* **TASKS**
1. In the forum thread about site links, what does larryhatch use short links for?
2. Please quote the forum thread about site links, beginning at the words "WITHIN my site, meaning" and stopping after the words "to other sites.".

6:16 am on Jan 27, 2005 (gmt 0)

10+ Year Member



Ok I have a site called www.widget.com Lets say my index is in Folder A, Folder A contains a folder called FolderB in folder B there is a file called widget.html when placing a link on my index to the file widget should I use "http://www.widget.com/folderb/widget.html" or should I just use folderb/widget.html? They both work, but when I use a spider simulator it seems to pick the short way up as a link to a diffrent site like www.folderb/widget.html. Now is there something wrong with the spider simulator I am using or is this how google sees it? If this is the way google sees it I am going to cry and cry and cry. Then cry some more since I tended to switch back and forth between the two. Wile making my site which now contains more than 300 pages.

larryhatch

7:03 am on Jan 27, 2005 (gmt 0)

WebmasterWorld Senior Member 10+ Year Member



Mca: I can only tell you what I do, and it has worked for me:

WITHIN my site, meaning a link from one _page_ to another, I give the full URL.
That is, "http://mysite.net/targetpage.html"

I do likewise with outbound links to other sites.

I use short (relative?) links only for images, e.g. "graphics.gif"
That's only because its easier to debug pages before I send them up to the host.

Unless I'm wrong in this, a link from page A to page B (both on your site) is WASTED
with a relative URL because the Engines can't see the site, just some filename.

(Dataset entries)
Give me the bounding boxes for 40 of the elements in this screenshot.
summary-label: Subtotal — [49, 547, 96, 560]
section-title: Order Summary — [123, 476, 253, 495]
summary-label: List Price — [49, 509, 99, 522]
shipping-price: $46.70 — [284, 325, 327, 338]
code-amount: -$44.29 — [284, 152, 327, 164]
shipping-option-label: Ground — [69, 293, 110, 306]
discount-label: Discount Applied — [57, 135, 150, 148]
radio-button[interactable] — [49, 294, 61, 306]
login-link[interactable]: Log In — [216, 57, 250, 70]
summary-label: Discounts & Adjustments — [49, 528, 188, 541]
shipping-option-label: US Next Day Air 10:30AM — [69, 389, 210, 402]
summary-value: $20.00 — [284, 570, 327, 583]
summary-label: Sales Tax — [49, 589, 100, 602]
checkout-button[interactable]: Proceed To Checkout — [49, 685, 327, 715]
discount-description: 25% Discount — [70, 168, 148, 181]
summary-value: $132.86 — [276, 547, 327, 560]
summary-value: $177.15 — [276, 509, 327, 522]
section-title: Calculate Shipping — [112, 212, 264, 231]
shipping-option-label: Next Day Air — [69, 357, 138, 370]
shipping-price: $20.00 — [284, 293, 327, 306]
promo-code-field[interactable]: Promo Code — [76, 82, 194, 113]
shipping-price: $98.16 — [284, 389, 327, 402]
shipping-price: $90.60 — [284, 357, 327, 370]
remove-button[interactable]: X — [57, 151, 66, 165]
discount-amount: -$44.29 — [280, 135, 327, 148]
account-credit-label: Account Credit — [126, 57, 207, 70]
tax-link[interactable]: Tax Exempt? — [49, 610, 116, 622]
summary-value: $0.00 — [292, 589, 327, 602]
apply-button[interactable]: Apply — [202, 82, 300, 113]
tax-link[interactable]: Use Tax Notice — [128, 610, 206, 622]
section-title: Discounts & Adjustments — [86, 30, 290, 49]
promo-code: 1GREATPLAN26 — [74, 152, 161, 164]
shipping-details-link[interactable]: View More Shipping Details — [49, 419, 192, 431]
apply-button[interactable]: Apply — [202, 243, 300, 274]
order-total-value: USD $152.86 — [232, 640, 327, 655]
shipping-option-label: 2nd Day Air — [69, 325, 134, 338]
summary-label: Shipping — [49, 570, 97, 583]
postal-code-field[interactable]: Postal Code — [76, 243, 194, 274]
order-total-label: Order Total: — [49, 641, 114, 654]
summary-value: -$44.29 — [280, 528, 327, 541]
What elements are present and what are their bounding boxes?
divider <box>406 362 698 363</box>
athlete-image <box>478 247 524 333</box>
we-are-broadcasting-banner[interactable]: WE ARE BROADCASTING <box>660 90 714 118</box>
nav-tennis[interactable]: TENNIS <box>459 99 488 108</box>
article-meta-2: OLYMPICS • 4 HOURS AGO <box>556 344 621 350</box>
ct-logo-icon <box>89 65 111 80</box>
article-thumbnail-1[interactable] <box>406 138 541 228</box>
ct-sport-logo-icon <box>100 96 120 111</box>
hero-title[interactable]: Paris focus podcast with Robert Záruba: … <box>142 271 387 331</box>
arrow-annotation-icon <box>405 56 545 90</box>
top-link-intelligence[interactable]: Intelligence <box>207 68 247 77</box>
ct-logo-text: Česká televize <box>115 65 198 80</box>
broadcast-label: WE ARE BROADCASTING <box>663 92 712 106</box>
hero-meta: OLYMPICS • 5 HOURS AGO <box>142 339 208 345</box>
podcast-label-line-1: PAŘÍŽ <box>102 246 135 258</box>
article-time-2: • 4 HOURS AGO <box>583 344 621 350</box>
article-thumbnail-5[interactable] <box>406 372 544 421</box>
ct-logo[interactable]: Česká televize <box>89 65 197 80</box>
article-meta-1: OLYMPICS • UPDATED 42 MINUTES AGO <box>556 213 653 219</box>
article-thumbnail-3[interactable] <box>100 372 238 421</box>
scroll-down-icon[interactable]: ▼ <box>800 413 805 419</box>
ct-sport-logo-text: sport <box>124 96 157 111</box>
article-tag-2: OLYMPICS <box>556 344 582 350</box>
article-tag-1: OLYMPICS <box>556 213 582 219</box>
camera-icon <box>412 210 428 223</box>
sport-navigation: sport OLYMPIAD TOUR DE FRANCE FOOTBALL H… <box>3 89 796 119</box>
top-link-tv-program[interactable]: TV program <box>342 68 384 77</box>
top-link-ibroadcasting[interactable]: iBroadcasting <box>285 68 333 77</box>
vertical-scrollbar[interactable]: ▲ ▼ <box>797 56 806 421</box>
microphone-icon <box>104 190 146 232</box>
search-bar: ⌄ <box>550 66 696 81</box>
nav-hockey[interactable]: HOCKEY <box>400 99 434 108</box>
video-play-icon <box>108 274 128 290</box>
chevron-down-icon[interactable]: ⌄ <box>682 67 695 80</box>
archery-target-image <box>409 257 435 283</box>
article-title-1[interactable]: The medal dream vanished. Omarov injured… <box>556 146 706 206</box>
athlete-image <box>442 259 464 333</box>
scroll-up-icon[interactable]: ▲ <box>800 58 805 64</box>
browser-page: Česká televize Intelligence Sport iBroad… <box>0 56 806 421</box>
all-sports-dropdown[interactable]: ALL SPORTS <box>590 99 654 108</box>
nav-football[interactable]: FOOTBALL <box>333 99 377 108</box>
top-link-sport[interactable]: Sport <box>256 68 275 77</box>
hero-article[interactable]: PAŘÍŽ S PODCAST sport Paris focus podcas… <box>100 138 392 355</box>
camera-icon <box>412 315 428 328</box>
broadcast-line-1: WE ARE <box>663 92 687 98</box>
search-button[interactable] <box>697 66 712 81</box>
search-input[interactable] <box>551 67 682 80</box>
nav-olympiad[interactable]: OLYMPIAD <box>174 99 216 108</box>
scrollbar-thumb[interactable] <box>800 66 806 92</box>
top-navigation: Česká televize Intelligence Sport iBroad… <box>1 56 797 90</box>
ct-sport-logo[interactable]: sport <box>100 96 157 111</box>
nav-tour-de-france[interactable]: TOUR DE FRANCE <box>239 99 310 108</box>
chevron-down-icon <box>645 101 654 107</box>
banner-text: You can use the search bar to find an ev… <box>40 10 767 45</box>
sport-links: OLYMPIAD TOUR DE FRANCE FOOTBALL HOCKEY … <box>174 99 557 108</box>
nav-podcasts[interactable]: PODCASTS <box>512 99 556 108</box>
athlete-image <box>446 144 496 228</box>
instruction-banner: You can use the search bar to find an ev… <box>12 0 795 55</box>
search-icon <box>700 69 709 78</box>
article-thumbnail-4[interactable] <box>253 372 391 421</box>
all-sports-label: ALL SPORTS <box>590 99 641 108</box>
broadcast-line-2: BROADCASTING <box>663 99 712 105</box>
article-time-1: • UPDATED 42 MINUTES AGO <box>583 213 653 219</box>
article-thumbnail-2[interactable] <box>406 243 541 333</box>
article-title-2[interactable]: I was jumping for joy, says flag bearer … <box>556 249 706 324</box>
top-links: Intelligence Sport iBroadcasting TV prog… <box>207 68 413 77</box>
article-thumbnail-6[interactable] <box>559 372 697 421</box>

* **EXPECTED RESPONSES**
1. Only for images, such as "graphics.gif".

2.
WITHIN my site, meaning a link from one _page_ to another, I give the full URL.
That is, "http://mysite.net/targetpage.html"

I do likewise with outbound links to other sites.